● **MATERIAL SHOWN**
━━━━━━━━

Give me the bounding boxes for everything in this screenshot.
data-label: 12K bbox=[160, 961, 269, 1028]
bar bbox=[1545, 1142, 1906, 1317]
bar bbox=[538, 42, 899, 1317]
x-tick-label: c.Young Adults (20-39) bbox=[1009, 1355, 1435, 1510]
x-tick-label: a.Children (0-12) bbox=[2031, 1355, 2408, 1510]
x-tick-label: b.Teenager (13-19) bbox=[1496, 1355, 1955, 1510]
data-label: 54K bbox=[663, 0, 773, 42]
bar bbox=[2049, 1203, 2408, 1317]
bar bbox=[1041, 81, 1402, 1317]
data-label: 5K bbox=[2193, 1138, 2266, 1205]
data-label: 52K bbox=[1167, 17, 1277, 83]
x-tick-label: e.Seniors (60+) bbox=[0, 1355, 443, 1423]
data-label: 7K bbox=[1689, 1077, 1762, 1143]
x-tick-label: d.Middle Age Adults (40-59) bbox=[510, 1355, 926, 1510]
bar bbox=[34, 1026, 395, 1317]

━━━━━━━━

● **SHORT EXERCISE**
Update all of the records above by changing every "x-tick-label" to "category-label", and reproduce them with nothing else altered.

● **SOLUTION TO THIS TASK**
Give me the bounding boxes for everything in this screenshot.
data-label: 12K bbox=[160, 961, 269, 1028]
bar bbox=[1545, 1142, 1906, 1317]
bar bbox=[538, 42, 899, 1317]
category-label: c.Young Adults (20-39) bbox=[1009, 1355, 1435, 1510]
category-label: a.Children (0-12) bbox=[2031, 1355, 2408, 1510]
category-label: b.Teenager (13-19) bbox=[1496, 1355, 1955, 1510]
data-label: 54K bbox=[663, 0, 773, 42]
bar bbox=[2049, 1203, 2408, 1317]
bar bbox=[1041, 81, 1402, 1317]
data-label: 5K bbox=[2193, 1138, 2266, 1205]
data-label: 52K bbox=[1167, 17, 1277, 83]
category-label: e.Seniors (60+) bbox=[0, 1355, 443, 1423]
data-label: 7K bbox=[1689, 1077, 1762, 1143]
category-label: d.Middle Age Adults (40-59) bbox=[510, 1355, 926, 1510]
bar bbox=[34, 1026, 395, 1317]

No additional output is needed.